### Task description
Put these records into a two-column CSV with the header columns "prompt" and "response", one row per record: the record's text under "prompt" and its answer under "response". Quote each field, replace line breaks with spaces, and leave out the pictures.

### Data shown
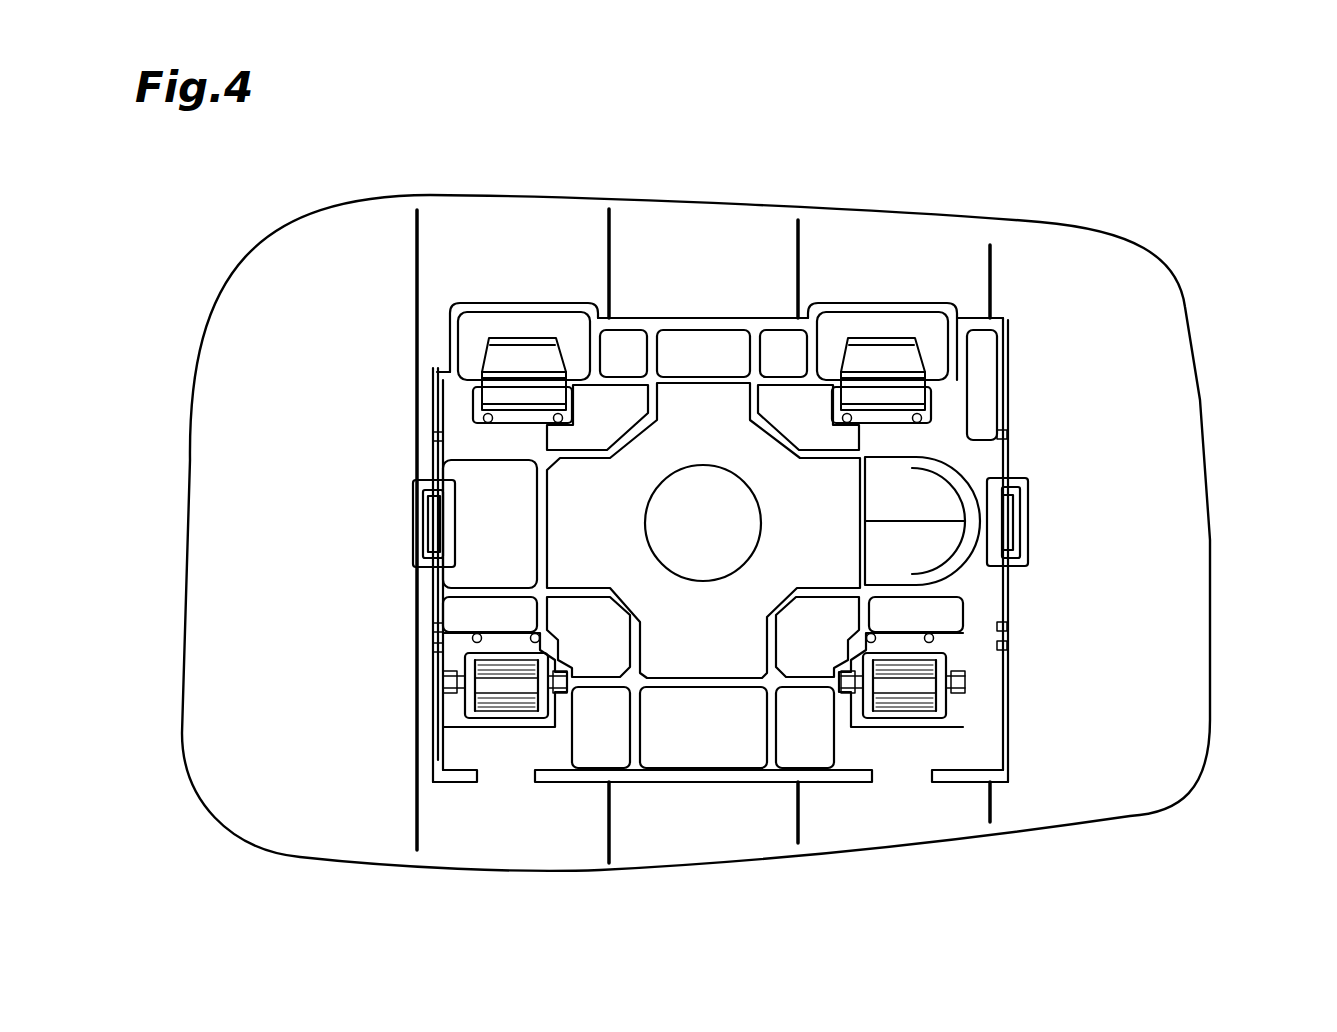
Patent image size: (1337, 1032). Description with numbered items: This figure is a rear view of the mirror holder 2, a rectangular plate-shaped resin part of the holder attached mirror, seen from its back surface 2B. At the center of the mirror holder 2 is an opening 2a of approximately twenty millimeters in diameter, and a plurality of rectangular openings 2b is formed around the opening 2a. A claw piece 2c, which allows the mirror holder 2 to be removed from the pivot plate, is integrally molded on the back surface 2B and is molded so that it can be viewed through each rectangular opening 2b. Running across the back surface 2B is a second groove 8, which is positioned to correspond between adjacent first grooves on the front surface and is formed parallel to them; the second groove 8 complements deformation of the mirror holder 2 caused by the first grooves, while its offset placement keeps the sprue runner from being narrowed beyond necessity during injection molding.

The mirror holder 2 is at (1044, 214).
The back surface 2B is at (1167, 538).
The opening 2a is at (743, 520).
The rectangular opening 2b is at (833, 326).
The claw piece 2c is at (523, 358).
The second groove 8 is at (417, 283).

### Answer for this exercise
prompt,response
"Patent image size: (1337, 1032). Description with numbered items: This figure is a rear view of the mirror holder 2, a rectangular plate-shaped resin part of the holder attached mirror, seen from its back surface 2B. At the center of the mirror holder 2 is an opening 2a of approximately twenty millimeters in diameter, and a plurality of rectangular openings 2b is formed around the opening 2a. A claw piece 2c, which allows the mirror holder 2 to be removed from the pivot plate, is integrally molded on the back surface 2B and is molded so that it can be viewed through each rectangular opening 2b. Running across the back surface 2B is a second groove 8, which is positioned to correspond between adjacent first grooves on the front surface and is formed parallel to them; the second groove 8 complements deformation of the mirror holder 2 caused by the first grooves, while its offset placement keeps the sprue runner from being narrowed beyond necessity during injection molding.","The mirror holder 2 is at (1044, 214). The back surface 2B is at (1167, 538). The opening 2a is at (743, 520). The rectangular opening 2b is at (833, 326). The claw piece 2c is at (523, 358). The second groove 8 is at (417, 283)."